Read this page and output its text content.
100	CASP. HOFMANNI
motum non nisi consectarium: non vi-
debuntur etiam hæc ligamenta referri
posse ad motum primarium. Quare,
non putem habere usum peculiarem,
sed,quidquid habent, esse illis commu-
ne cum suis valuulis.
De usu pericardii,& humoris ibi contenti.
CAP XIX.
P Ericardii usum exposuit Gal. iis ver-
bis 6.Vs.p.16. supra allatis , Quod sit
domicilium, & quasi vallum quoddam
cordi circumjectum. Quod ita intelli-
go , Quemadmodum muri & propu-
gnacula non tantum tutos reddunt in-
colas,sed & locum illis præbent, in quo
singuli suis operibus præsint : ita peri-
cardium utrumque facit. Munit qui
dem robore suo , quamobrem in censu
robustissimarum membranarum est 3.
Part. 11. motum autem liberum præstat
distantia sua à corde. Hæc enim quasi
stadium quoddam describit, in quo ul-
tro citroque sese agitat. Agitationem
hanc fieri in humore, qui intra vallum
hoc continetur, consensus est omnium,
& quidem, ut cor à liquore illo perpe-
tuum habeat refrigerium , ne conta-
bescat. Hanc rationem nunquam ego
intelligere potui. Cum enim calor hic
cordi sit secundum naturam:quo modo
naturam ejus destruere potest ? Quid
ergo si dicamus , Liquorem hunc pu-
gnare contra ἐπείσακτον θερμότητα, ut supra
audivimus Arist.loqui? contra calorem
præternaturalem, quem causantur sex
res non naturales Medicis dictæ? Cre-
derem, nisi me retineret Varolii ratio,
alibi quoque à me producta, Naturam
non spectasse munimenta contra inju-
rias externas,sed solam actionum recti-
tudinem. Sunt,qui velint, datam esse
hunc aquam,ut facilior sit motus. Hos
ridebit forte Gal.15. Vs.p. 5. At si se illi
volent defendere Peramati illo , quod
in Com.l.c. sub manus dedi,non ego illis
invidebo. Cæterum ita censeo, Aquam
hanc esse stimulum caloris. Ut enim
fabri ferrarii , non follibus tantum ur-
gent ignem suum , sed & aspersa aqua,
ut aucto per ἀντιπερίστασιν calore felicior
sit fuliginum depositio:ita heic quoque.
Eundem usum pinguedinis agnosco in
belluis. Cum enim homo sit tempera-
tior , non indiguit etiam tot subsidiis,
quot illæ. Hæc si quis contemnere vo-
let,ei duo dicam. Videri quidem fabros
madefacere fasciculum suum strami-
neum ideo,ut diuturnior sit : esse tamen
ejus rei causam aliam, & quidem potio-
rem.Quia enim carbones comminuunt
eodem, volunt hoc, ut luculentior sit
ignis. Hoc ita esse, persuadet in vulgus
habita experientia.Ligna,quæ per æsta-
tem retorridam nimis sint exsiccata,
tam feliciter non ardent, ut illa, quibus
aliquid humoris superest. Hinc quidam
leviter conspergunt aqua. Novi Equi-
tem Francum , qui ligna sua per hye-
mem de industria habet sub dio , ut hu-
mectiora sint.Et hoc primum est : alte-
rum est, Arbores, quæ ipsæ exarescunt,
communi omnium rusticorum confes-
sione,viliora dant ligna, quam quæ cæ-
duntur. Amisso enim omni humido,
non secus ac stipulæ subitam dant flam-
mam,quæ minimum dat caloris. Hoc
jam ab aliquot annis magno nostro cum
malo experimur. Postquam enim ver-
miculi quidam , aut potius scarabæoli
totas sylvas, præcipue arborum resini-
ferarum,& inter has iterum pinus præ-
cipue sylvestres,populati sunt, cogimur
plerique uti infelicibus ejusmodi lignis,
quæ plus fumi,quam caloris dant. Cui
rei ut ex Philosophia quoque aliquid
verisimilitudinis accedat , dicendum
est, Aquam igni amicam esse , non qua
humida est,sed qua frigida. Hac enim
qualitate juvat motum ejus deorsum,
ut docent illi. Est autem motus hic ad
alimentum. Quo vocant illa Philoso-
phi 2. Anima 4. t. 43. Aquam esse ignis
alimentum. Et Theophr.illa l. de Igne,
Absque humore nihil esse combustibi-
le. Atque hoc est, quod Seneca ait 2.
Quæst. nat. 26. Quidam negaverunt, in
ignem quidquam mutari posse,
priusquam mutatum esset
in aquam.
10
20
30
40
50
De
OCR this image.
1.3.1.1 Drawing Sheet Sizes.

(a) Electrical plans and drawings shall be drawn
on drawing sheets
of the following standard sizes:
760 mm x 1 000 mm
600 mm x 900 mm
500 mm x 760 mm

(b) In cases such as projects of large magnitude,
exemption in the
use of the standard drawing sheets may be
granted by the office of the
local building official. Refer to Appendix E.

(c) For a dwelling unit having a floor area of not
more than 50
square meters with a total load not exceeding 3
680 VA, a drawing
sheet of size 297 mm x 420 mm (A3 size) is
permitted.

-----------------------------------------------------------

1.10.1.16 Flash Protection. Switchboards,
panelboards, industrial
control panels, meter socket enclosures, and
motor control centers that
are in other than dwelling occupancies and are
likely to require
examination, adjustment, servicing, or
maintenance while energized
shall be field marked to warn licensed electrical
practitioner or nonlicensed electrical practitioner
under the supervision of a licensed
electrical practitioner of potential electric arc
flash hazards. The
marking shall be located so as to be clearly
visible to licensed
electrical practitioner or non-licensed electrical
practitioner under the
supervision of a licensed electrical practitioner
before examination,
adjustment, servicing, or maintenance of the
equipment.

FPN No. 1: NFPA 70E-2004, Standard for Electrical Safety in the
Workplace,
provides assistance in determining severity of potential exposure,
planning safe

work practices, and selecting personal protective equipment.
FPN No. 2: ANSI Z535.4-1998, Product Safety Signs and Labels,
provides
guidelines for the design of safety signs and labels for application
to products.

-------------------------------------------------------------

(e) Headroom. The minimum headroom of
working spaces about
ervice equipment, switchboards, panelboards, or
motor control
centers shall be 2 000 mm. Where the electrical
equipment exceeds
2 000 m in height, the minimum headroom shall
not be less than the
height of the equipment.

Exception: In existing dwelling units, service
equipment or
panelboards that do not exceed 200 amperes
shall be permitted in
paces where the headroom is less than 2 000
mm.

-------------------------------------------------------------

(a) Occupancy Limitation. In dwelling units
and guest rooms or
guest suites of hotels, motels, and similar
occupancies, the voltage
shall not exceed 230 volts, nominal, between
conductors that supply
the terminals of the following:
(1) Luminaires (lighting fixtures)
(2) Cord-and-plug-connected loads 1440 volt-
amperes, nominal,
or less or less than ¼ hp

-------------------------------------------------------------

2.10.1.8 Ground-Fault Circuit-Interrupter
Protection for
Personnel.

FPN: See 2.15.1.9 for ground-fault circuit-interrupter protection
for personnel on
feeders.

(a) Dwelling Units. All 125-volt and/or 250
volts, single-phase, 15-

→ DIRECTIONS FOR THIS TASK: Quote the data in full, keeping each word unchanged.

→ ANSWER TO THE EXERCISE:
Read this page and output its text content.
100	CASP. HOFMANNI
motum non nisi consectarium: non vi-
debuntur etiam hæc ligamenta referri
posse ad motum primarium. Quare,
non putem habere usum peculiarem,
sed,quidquid habent, esse illis commu-
ne cum suis valuulis.
De usu pericardii,& humoris ibi contenti.
CAP XIX.
P Ericardii usum exposuit Gal. iis ver-
bis 6.Vs.p.16. supra allatis , Quod sit
domicilium, & quasi vallum quoddam
cordi circumjectum. Quod ita intelli-
go , Quemadmodum muri & propu-
gnacula non tantum tutos reddunt in-
colas,sed & locum illis præbent, in quo
singuli suis operibus præsint : ita peri-
cardium utrumque facit. Munit qui
dem robore suo , quamobrem in censu
robustissimarum membranarum est 3.
Part. 11. motum autem liberum præstat
distantia sua à corde. Hæc enim quasi
stadium quoddam describit, in quo ul-
tro citroque sese agitat. Agitationem
hanc fieri in humore, qui intra vallum
hoc continetur, consensus est omnium,
& quidem, ut cor à liquore illo perpe-
tuum habeat refrigerium , ne conta-
bescat. Hanc rationem nunquam ego
intelligere potui. Cum enim calor hic
cordi sit secundum naturam:quo modo
naturam ejus destruere potest ? Quid
ergo si dicamus , Liquorem hunc pu-
gnare contra ἐπείσακτον θερμότητα, ut supra
audivimus Arist.loqui? contra calorem
præternaturalem, quem causantur sex
res non naturales Medicis dictæ? Cre-
derem, nisi me retineret Varolii ratio,
alibi quoque à me producta, Naturam
non spectasse munimenta contra inju-
rias externas,sed solam actionum recti-
tudinem. Sunt,qui velint, datam esse
hunc aquam,ut facilior sit motus. Hos
ridebit forte Gal.15. Vs.p. 5. At si se illi
volent defendere Peramati illo , quod
in Com.l.c. sub manus dedi,non ego illis
invidebo. Cæterum ita censeo, Aquam
hanc esse stimulum caloris. Ut enim
fabri ferrarii , non follibus tantum ur-
gent ignem suum , sed & aspersa aqua,
ut aucto per ἀντιπερίστασιν calore felicior
sit fuliginum depositio:ita heic quoque.
Eundem usum pinguedinis agnosco in
belluis. Cum enim homo sit tempera-
tior , non indiguit etiam tot subsidiis,
quot illæ. Hæc si quis contemnere vo-
let,ei duo dicam. Videri quidem fabros
madefacere fasciculum suum strami-
neum ideo,ut diuturnior sit : esse tamen
ejus rei causam aliam, & quidem potio-
rem.Quia enim carbones comminuunt
eodem, volunt hoc, ut luculentior sit
ignis. Hoc ita esse, persuadet in vulgus
habita experientia.Ligna,quæ per æsta-
tem retorridam nimis sint exsiccata,
tam feliciter non ardent, ut illa, quibus
aliquid humoris superest. Hinc quidam
leviter conspergunt aqua. Novi Equi-
tem Francum , qui ligna sua per hye-
mem de industria habet sub dio , ut hu-
mectiora sint.Et hoc primum est : alte-
rum est, Arbores, quæ ipsæ exarescunt,
communi omnium rusticorum confes-
sione,viliora dant ligna, quam quæ cæ-
duntur. Amisso enim omni humido,
non secus ac stipulæ subitam dant flam-
mam,quæ minimum dat caloris. Hoc
jam ab aliquot annis magno nostro cum
malo experimur. Postquam enim ver-
miculi quidam , aut potius scarabæoli
totas sylvas, præcipue arborum resini-
ferarum,& inter has iterum pinus præ-
cipue sylvestres,populati sunt, cogimur
plerique uti infelicibus ejusmodi lignis,
quæ plus fumi,quam caloris dant. Cui
rei ut ex Philosophia quoque aliquid
verisimilitudinis accedat , dicendum
est, Aquam igni amicam esse , non qua
humida est,sed qua frigida. Hac enim
qualitate juvat motum ejus deorsum,
ut docent illi. Est autem motus hic ad
alimentum. Quo vocant illa Philoso-
phi 2. Anima 4. t. 43. Aquam esse ignis
alimentum. Et Theophr.illa l. de Igne,
Absque humore nihil esse combustibi-
le. Atque hoc est, quod Seneca ait 2.
Quæst. nat. 26. Quidam negaverunt, in
ignem quidquam mutari posse,
priusquam mutatum esset
in aquam.
10
20
30
40
50
De
OCR this image.
1.3.1.1 Drawing Sheet Sizes.

(a) Electrical plans and drawings shall be drawn
on drawing sheets
of the following standard sizes:
760 mm x 1 000 mm
600 mm x 900 mm
500 mm x 760 mm

(b) In cases such as projects of large magnitude,
exemption in the
use of the standard drawing sheets may be
granted by the office of the
local building official. Refer to Appendix E.

(c) For a dwelling unit having a floor area of not
more than 50
square meters with a total load not exceeding 3
680 VA, a drawing
sheet of size 297 mm x 420 mm (A3 size) is
permitted.

-----------------------------------------------------------

1.10.1.16 Flash Protection. Switchboards,
panelboards, industrial
control panels, meter socket enclosures, and
motor control centers that
are in other than dwelling occupancies and are
likely to require
examination, adjustment, servicing, or
maintenance while energized
shall be field marked to warn licensed electrical
practitioner or nonlicensed electrical practitioner
under the supervision of a licensed
electrical practitioner of potential electric arc
flash hazards. The
marking shall be located so as to be clearly
visible to licensed
electrical practitioner or non-licensed electrical
practitioner under the
supervision of a licensed electrical practitioner
before examination,
adjustment, servicing, or maintenance of the
equipment.

FPN No. 1: NFPA 70E-2004, Standard for Electrical Safety in the
Workplace,
provides assistance in determining severity of potential exposure,
planning safe

work practices, and selecting personal protective equipment.
FPN No. 2: ANSI Z535.4-1998, Product Safety Signs and Labels,
provides
guidelines for the design of safety signs and labels for application
to products.

-------------------------------------------------------------

(e) Headroom. The minimum headroom of
working spaces about
ervice equipment, switchboards, panelboards, or
motor control
centers shall be 2 000 mm. Where the electrical
equipment exceeds
2 000 m in height, the minimum headroom shall
not be less than the
height of the equipment.

Exception: In existing dwelling units, service
equipment or
panelboards that do not exceed 200 amperes
shall be permitted in
paces where the headroom is less than 2 000
mm.

-------------------------------------------------------------

(a) Occupancy Limitation. In dwelling units
and guest rooms or
guest suites of hotels, motels, and similar
occupancies, the voltage
shall not exceed 230 volts, nominal, between
conductors that supply
the terminals of the following:
(1) Luminaires (lighting fixtures)
(2) Cord-and-plug-connected loads 1440 volt-
amperes, nominal,
or less or less than ¼ hp

-------------------------------------------------------------

2.10.1.8 Ground-Fault Circuit-Interrupter
Protection for
Personnel.

FPN: See 2.15.1.9 for ground-fault circuit-interrupter protection
for personnel on
feeders.

(a) Dwelling Units. All 125-volt and/or 250
volts, single-phase, 15-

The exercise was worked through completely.